Document transcription data:
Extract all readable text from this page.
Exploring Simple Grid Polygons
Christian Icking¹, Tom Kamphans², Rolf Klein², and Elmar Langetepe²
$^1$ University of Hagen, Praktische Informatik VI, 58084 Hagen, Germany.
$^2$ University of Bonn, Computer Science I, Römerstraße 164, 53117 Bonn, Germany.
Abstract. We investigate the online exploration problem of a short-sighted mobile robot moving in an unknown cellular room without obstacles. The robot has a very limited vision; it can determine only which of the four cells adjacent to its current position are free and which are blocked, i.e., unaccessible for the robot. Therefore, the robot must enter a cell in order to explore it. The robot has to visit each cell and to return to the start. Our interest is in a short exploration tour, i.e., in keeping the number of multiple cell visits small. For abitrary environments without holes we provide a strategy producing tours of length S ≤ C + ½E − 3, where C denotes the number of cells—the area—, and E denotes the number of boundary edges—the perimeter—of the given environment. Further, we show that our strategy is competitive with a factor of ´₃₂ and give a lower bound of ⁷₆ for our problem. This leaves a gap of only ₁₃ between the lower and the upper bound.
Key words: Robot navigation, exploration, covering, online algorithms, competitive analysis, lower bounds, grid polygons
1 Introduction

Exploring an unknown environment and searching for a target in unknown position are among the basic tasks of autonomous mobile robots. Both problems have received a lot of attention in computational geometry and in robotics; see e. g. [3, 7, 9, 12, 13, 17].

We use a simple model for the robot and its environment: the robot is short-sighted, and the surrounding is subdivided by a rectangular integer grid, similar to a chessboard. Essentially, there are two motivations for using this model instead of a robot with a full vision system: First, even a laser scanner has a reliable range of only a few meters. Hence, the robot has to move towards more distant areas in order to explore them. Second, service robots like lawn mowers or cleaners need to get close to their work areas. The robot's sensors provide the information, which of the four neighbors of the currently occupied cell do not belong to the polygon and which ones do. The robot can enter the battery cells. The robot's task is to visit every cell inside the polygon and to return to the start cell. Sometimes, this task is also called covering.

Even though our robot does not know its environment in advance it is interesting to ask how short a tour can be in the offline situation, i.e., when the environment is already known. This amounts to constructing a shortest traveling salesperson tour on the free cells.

* * *

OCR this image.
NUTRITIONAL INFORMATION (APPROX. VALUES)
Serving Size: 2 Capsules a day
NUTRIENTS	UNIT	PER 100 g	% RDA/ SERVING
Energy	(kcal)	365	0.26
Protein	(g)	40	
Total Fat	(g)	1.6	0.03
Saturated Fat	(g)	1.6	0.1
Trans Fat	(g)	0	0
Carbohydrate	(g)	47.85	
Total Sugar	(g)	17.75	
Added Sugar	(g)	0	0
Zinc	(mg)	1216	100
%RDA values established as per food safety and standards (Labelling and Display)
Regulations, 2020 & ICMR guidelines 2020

__The problem__
Scan the data above for the string "Germany" and copy each line where it appears.

__Answer for this exercise__
$^1$ University of Hagen, Praktische Informatik VI, 58084 Hagen, Germany.
$^2$ University of Bonn, Computer Science I, Römerstraße 164, 53117 Bonn, Germany.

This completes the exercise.